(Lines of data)
************
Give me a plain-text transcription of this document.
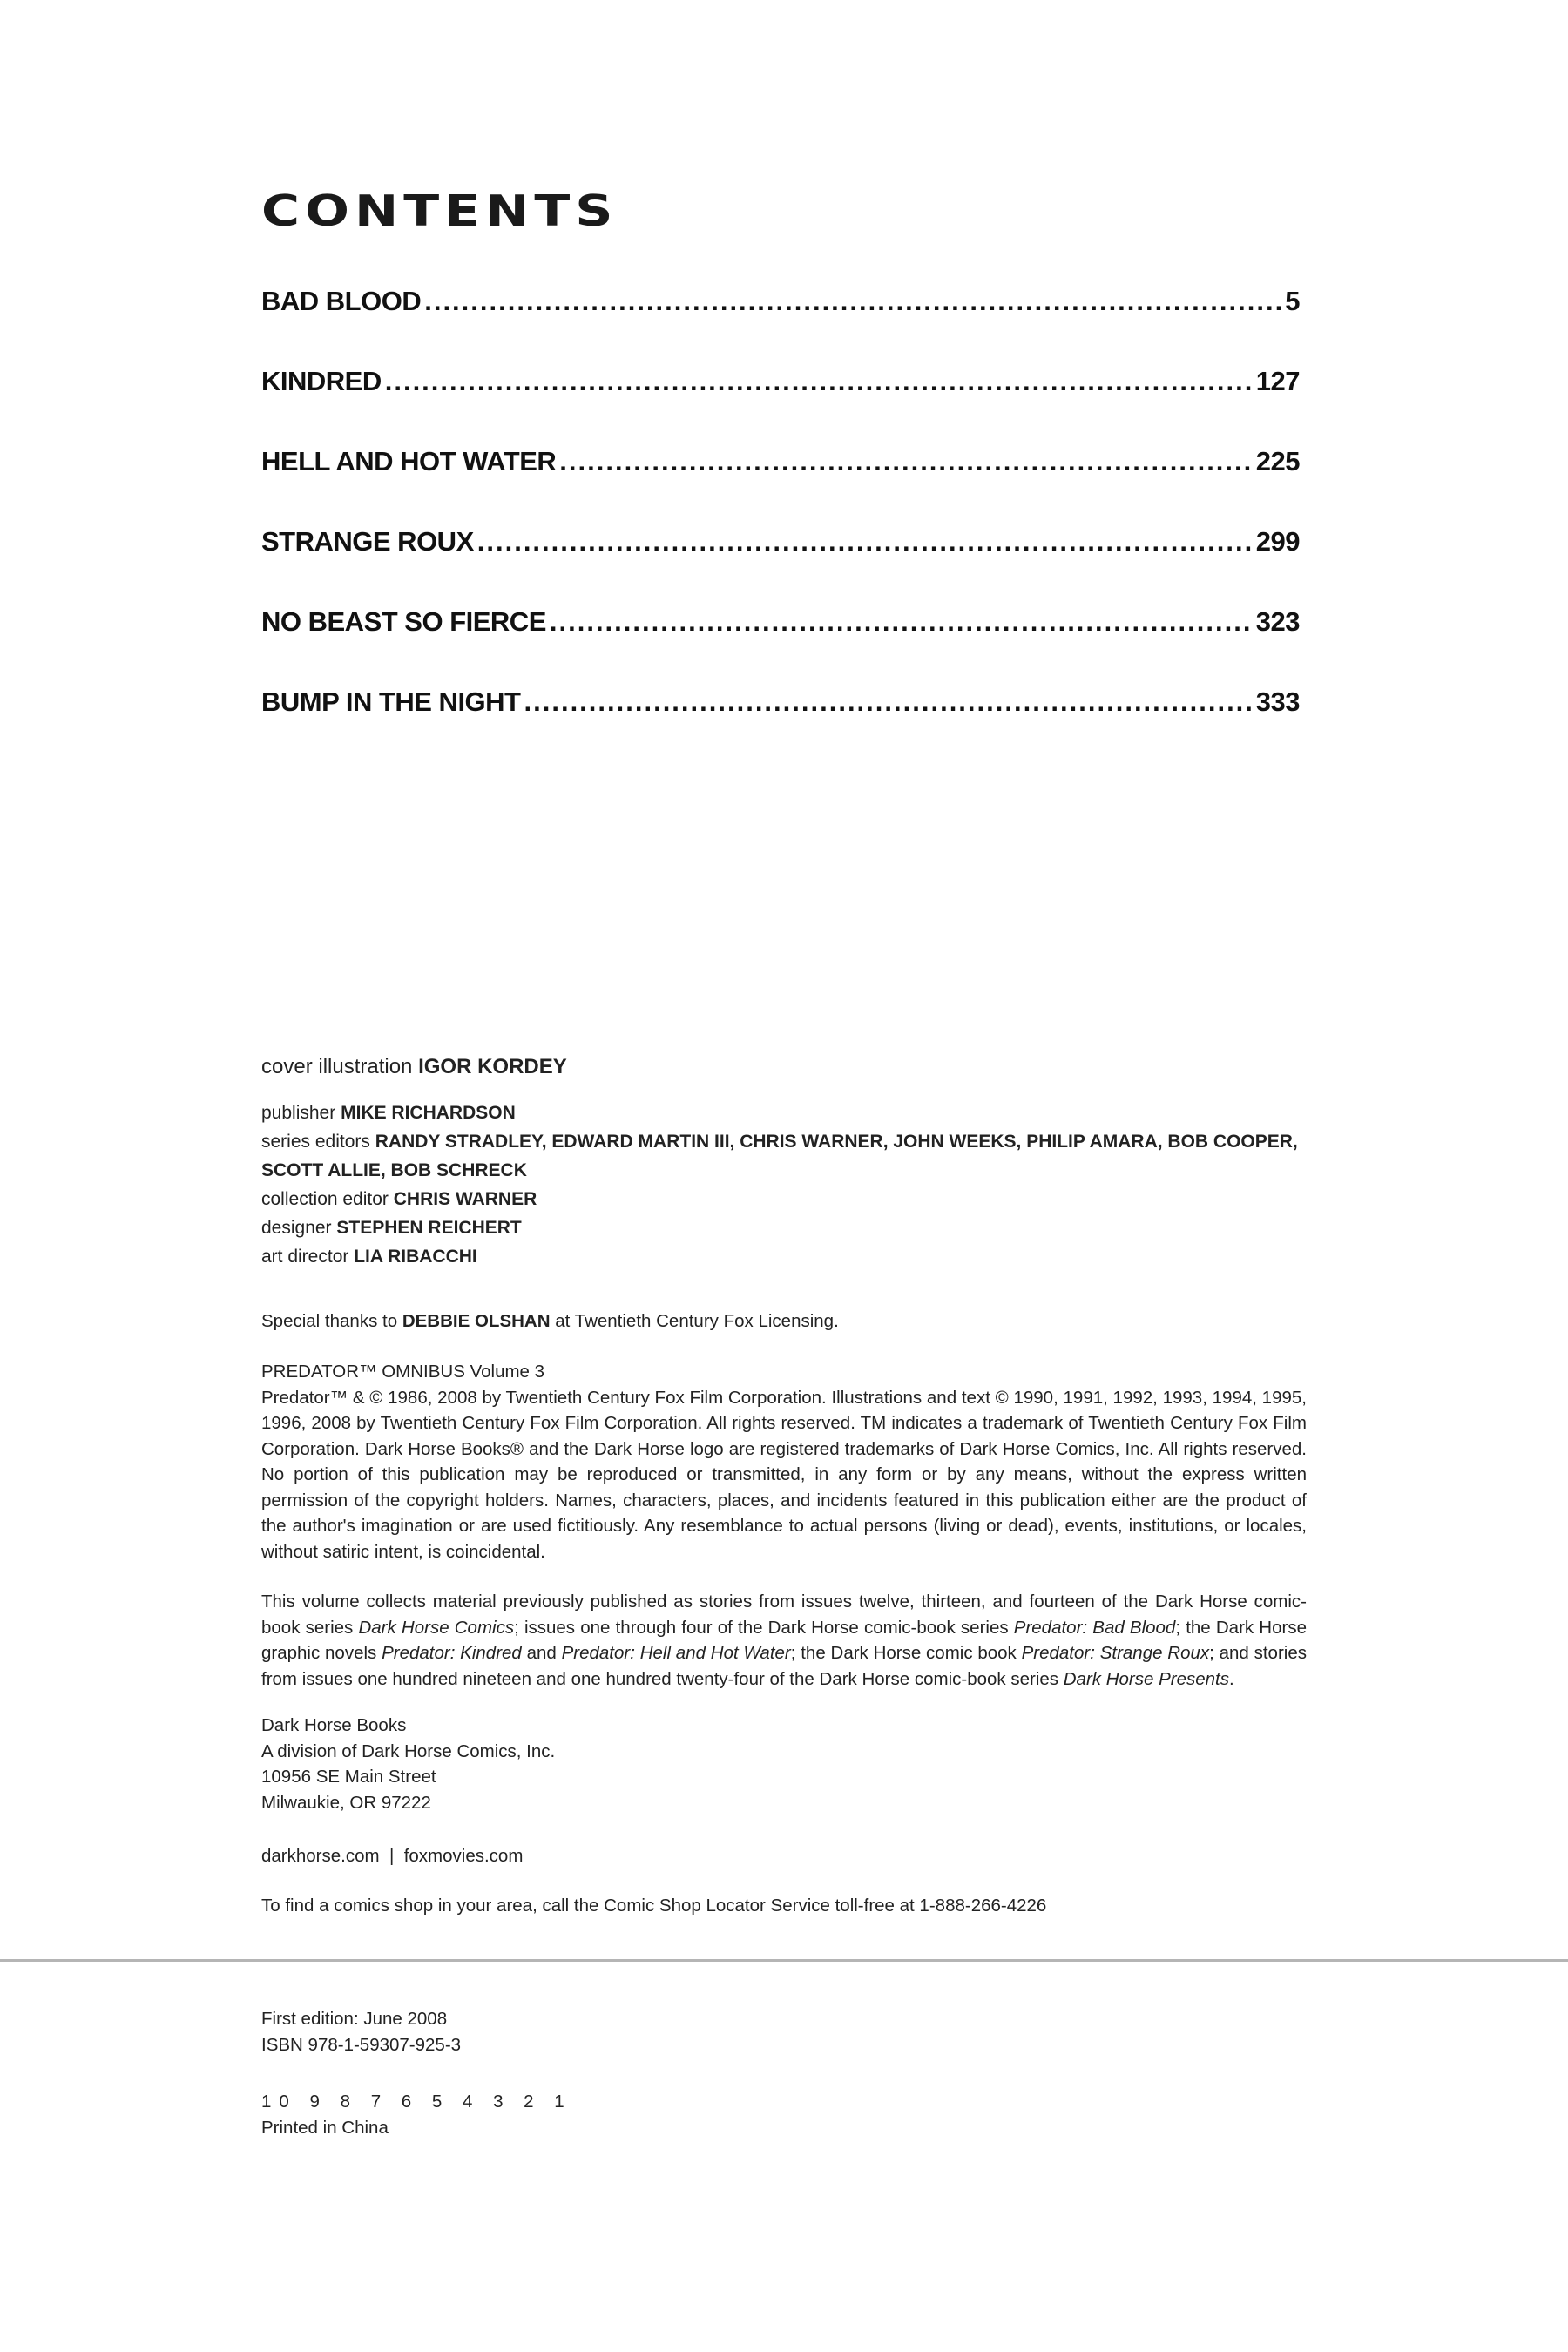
CONTENTS
BAD BLOOD .....	5
KINDRED .....	127
HELL AND HOT WATER .....	225
STRANGE ROUX .....	299
NO BEAST SO FIERCE .....	323
BUMP IN THE NIGHT .....	333

cover illustration IGOR KORDEY

publisher MIKE RICHARDSON

series editors RANDY STRADLEY, EDWARD MARTIN III, CHRIS WARNER, JOHN WEEKS, PHILIP AMARA, BOB COOPER, SCOTT ALLIE, BOB SCHRECK

collection editor CHRIS WARNER

designer STEPHEN REICHERT

art director LIA RIBACCHI

Special thanks to DEBBIE OLSHAN at Twentieth Century Fox Licensing.

PREDATOR™ OMNIBUS Volume 3

Predator™ & © 1986, 2008 by Twentieth Century Fox Film Corporation. Illustrations and text © 1990, 1991, 1992, 1993, 1994, 1995, 1996, 2008 by Twentieth Century Fox Film Corporation. All rights reserved. TM indicates a trademark of Twentieth Century Fox Film Corporation. Dark Horse Books® and the Dark Horse logo are registered trademarks of Dark Horse Comics, Inc. All rights reserved. No portion of this publication may be reproduced or transmitted, in any form or by any means, without the express written permission of the copyright holders. Names, characters, places, and incidents featured in this publication either are the product of the author's imagination or are used fictitiously. Any resemblance to actual persons (living or dead), events, institutions, or locales, without satiric intent, is coincidental.

This volume collects material previously published as stories from issues twelve, thirteen, and fourteen of the Dark Horse comic-book series Dark Horse Comics; issues one through four of the Dark Horse comic-book series Predator: Bad Blood; the Dark Horse graphic novels Predator: Kindred and Predator: Hell and Hot Water; the Dark Horse comic book Predator: Strange Roux; and stories from issues one hundred nineteen and one hundred twenty-four of the Dark Horse comic-book series Dark Horse Presents.

Dark Horse Books

A division of Dark Horse Comics, Inc.

10956 SE Main Street

Milwaukie, OR 97222

darkhorse.com  |  foxmovies.com

To find a comics shop in your area, call the Comic Shop Locator Service toll-free at 1-888-266-4226

First edition: June 2008

ISBN 978-1-59307-925-3

10 9 8 7 6 5 4 3 2 1

Printed in China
************
• _CHALLENGE_
Where a line in the material contains "CHRIS", copy that line.

• _TASK SOLUTION_
series editors RANDY STRADLEY, EDWARD MARTIN III, CHRIS WARNER, JOHN WEEKS, PHILIP AMARA, BOB COOPER, SCOTT ALLIE, BOB SCHRECK
collection editor CHRIS WARNER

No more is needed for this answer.